TO BE DONE: Pull every line containing the word "Lied" from the records.

Items from a data source
++++++++

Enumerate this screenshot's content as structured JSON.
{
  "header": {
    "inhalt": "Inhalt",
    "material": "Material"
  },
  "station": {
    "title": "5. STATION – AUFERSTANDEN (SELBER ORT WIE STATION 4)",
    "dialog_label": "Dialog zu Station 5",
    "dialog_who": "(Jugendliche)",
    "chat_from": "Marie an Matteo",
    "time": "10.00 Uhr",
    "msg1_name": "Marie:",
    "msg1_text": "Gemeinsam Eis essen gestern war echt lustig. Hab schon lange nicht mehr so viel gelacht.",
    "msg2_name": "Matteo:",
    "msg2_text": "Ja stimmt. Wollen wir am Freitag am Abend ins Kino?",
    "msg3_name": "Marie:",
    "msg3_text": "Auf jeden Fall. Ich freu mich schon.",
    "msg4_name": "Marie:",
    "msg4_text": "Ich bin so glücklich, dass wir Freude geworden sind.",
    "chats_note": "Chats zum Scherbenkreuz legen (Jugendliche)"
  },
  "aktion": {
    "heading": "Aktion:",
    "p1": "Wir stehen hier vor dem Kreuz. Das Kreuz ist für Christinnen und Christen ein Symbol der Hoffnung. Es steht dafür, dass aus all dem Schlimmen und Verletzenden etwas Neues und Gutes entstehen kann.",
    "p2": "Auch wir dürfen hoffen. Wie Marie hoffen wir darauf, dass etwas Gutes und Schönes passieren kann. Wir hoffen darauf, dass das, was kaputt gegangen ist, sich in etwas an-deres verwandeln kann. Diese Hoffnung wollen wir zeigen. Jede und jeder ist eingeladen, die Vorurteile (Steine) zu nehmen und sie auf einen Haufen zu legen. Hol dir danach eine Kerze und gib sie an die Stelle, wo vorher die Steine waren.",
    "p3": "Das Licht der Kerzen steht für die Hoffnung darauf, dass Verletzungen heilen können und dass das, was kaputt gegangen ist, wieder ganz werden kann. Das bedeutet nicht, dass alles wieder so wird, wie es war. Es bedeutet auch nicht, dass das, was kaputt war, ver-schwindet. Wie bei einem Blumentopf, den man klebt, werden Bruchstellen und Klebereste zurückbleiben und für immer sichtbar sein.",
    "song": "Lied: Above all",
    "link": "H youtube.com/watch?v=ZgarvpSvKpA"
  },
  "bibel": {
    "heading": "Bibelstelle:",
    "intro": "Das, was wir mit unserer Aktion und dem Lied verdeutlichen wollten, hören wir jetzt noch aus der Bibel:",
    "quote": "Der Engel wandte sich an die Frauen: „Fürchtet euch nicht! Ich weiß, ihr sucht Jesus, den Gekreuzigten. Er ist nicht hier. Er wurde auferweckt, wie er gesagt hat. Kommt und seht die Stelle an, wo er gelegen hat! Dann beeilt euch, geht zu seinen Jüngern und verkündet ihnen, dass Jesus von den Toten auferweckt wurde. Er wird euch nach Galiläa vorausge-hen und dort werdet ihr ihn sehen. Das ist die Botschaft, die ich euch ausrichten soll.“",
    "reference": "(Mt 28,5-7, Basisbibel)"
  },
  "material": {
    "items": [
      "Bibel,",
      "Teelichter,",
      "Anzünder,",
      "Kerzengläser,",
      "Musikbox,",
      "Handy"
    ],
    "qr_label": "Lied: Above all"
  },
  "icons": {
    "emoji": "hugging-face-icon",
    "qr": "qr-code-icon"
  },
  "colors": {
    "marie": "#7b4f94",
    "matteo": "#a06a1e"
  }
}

++++++++

WORKED SOLUTION:
    "song": "Lied: Above all",
    "intro": "Das, was wir mit unserer Aktion und dem Lied verdeutlichen wollten, hören wir jetzt noch aus der Bibel:",
    "qr_label": "Lied: Above all"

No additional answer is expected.